--- Problem requirements ---
Report back each line of the records that contains the string "under".

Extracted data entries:

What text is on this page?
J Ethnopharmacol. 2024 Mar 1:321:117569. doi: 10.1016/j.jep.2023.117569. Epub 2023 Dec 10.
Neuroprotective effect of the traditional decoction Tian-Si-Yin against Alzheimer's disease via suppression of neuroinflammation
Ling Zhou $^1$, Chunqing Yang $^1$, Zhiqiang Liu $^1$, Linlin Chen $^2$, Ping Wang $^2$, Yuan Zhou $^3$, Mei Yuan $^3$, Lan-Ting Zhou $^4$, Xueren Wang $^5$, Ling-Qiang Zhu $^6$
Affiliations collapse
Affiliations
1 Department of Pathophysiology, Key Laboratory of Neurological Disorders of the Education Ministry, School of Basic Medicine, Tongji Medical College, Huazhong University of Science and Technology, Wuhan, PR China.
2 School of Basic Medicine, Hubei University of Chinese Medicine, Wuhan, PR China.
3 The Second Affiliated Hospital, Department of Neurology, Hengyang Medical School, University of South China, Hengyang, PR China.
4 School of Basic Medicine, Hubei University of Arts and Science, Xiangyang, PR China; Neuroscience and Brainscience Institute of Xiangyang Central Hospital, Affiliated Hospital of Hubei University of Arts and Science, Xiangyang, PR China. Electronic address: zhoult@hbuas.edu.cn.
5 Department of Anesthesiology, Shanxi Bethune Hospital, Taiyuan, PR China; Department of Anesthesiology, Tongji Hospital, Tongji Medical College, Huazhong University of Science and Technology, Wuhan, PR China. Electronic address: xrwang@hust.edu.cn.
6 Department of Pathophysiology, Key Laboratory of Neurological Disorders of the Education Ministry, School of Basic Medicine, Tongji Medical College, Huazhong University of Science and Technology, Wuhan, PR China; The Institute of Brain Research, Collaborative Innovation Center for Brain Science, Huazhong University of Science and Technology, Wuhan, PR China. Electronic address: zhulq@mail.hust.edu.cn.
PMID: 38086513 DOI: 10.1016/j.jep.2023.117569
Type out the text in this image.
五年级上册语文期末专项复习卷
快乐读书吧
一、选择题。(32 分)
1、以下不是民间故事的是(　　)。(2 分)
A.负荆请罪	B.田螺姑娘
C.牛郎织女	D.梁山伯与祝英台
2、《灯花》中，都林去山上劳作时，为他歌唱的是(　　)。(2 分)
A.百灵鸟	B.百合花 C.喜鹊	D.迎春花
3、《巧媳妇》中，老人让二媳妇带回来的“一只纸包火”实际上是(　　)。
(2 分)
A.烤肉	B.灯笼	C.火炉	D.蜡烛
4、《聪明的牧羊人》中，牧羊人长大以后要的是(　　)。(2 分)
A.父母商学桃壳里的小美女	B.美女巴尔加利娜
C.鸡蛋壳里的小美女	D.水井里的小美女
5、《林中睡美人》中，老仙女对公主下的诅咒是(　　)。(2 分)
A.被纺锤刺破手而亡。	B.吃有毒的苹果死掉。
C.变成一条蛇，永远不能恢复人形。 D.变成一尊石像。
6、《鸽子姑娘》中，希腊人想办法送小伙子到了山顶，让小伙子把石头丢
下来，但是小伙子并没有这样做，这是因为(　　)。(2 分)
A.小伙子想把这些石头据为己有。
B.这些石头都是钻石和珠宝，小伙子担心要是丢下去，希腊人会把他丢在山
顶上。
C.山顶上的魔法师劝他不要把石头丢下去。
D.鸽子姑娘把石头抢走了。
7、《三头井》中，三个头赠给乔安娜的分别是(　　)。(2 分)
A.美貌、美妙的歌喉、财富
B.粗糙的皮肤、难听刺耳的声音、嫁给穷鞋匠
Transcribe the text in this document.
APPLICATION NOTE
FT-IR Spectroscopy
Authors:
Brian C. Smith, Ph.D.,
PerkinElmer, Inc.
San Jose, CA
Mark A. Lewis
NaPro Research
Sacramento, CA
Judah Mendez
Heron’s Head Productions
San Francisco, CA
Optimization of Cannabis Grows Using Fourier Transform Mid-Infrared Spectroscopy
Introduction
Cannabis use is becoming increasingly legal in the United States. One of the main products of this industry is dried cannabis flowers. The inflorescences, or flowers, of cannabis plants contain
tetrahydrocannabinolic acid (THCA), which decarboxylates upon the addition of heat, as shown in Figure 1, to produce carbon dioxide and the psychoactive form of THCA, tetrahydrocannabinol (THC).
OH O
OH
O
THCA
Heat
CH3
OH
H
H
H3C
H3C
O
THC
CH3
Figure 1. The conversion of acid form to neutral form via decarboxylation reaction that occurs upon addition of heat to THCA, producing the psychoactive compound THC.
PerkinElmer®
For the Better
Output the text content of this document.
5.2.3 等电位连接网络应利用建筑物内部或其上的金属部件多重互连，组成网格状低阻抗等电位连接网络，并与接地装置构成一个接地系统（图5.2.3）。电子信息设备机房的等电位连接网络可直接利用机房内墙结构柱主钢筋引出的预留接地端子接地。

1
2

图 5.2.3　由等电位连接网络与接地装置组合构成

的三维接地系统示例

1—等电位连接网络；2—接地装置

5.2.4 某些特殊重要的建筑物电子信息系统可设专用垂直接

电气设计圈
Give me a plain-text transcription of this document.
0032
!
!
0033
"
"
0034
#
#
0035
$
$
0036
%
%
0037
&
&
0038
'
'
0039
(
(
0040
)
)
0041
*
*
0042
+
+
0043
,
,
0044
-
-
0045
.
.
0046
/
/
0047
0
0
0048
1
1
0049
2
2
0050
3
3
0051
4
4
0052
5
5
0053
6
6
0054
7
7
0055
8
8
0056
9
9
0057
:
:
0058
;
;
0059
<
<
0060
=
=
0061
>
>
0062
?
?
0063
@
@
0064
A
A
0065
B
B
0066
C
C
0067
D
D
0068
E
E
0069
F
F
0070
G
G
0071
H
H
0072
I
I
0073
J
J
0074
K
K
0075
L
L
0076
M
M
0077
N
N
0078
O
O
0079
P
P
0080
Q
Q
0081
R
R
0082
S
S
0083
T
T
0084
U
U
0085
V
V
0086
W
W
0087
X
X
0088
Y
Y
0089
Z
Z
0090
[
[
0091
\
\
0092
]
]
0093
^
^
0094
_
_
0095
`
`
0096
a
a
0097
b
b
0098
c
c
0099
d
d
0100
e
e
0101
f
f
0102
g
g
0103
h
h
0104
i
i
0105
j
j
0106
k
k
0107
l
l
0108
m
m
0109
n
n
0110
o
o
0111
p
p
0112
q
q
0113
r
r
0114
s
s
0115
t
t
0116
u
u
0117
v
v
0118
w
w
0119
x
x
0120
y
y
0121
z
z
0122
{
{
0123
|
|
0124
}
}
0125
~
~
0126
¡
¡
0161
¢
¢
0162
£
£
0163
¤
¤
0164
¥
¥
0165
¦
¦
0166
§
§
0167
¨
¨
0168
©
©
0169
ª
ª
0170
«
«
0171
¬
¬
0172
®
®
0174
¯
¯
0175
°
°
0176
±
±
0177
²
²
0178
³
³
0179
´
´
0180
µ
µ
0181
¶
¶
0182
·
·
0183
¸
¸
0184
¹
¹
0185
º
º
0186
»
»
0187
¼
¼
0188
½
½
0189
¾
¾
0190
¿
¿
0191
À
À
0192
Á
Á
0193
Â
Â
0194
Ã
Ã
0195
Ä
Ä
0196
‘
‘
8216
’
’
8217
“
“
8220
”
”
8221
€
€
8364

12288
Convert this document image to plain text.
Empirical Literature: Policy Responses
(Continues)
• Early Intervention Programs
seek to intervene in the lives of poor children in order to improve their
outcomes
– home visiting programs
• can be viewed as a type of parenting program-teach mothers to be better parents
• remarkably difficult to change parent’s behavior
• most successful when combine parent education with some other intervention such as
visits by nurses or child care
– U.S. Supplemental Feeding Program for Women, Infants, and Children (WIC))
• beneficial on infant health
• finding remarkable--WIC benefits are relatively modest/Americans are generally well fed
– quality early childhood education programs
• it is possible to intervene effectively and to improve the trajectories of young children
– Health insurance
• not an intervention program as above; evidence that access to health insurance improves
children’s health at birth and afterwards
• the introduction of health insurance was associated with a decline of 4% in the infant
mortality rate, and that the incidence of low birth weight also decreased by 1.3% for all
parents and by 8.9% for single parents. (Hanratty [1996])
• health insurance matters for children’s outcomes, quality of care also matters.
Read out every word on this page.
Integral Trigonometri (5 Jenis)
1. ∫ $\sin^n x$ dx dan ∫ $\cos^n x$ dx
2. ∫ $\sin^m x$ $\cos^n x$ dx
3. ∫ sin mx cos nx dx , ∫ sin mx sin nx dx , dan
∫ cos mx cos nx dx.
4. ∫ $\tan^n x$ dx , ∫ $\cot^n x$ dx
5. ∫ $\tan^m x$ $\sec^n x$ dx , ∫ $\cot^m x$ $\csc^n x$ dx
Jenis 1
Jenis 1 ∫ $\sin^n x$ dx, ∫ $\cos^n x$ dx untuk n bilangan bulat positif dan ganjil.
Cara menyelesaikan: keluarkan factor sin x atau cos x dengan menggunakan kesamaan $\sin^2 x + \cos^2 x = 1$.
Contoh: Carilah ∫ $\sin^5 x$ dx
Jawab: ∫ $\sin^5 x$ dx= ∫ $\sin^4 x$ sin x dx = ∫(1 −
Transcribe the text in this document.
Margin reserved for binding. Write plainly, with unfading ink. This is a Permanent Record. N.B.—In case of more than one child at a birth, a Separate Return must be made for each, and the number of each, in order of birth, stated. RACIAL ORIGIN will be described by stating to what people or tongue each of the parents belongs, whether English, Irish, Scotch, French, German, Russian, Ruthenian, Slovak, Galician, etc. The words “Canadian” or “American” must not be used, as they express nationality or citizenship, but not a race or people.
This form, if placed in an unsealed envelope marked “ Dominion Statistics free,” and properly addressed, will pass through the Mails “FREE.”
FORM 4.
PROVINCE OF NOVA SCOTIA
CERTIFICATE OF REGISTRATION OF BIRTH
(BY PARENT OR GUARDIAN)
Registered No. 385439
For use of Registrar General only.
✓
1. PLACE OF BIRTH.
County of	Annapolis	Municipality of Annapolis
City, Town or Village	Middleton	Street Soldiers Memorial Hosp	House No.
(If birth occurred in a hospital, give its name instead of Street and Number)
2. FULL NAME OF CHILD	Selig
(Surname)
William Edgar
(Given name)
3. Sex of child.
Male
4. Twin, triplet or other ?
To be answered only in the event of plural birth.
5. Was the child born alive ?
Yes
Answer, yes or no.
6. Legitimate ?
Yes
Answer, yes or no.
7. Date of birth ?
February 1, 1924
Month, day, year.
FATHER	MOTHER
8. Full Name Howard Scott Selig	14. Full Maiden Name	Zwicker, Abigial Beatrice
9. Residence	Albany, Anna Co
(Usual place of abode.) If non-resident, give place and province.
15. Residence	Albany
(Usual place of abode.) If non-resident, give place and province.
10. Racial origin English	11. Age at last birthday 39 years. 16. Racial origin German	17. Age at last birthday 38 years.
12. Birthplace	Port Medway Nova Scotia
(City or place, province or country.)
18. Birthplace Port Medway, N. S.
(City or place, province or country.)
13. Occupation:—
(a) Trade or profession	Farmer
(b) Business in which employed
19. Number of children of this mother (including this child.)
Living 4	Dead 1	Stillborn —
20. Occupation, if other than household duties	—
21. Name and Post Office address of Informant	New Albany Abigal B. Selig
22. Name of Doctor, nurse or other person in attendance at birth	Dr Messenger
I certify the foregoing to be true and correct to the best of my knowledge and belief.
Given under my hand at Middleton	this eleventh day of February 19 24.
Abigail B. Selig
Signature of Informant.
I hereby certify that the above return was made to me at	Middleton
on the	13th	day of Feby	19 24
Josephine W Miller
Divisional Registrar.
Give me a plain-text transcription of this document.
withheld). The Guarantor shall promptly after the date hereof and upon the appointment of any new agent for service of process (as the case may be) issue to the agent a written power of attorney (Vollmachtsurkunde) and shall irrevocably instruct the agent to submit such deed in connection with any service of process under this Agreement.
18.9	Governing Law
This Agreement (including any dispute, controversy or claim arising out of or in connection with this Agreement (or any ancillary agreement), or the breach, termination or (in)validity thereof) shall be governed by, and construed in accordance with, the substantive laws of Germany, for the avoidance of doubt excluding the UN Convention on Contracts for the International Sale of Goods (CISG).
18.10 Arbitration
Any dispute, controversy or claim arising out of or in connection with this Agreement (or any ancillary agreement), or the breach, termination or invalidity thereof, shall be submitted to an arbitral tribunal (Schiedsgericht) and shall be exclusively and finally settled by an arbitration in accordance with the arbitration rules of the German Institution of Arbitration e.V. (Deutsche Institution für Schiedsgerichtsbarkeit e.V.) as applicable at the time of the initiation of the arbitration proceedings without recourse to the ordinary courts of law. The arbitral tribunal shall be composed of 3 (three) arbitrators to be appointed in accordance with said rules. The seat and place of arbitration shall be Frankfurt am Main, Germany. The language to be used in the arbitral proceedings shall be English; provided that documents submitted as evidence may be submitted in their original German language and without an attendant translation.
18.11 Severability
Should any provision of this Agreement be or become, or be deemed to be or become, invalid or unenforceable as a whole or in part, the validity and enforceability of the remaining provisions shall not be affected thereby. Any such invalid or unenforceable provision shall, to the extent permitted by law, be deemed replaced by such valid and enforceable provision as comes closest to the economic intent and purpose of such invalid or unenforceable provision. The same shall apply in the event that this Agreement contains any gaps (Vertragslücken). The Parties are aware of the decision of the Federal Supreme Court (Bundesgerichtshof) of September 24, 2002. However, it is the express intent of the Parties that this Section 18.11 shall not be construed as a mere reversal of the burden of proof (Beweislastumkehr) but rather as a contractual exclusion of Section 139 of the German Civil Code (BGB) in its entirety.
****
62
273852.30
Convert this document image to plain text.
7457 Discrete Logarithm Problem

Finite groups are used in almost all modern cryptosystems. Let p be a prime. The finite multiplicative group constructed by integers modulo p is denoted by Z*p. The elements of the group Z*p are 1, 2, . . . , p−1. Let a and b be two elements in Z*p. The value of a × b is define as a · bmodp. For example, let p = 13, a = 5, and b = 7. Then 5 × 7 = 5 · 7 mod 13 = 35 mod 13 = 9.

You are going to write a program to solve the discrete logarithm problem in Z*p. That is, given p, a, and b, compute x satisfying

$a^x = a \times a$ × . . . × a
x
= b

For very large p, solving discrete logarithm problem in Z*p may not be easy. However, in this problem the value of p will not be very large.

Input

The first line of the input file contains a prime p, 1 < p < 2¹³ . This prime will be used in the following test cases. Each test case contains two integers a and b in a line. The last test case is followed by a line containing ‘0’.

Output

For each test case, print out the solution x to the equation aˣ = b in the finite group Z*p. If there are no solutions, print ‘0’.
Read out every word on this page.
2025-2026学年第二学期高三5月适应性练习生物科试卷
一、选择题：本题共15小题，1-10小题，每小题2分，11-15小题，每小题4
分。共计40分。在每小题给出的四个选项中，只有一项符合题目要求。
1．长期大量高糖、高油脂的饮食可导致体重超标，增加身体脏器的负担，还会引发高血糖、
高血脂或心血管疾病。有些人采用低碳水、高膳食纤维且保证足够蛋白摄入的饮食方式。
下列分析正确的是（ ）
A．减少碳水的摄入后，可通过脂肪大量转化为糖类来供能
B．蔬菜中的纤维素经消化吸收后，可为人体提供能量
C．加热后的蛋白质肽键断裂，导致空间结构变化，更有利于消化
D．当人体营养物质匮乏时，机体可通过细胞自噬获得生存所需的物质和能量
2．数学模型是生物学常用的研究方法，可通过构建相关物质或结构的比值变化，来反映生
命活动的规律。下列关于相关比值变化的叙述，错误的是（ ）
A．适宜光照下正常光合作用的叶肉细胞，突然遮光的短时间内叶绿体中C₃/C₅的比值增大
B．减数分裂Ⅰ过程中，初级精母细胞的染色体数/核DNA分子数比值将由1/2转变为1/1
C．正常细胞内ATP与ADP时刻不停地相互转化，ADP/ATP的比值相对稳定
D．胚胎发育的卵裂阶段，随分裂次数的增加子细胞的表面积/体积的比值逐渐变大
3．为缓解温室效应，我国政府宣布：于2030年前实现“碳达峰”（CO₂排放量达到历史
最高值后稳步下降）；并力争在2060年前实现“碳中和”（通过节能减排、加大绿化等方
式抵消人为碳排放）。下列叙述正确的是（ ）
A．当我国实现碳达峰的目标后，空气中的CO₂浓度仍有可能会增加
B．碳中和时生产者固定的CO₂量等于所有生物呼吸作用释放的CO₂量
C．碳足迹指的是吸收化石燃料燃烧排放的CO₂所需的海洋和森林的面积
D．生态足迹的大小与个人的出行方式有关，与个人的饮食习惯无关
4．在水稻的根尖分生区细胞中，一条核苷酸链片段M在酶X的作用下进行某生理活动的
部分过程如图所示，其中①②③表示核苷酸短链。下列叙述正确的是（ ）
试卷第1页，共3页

--- Task result ---
Given under my hand at Middleton	this eleventh day of February 19 24.
withheld). The Guarantor shall promptly after the date hereof and upon the appointment of any new agent for service of process (as the case may be) issue to the agent a written power of attorney (Vollmachtsurkunde) and shall irrevocably instruct the agent to submit such deed in connection with any service of process under this Agreement.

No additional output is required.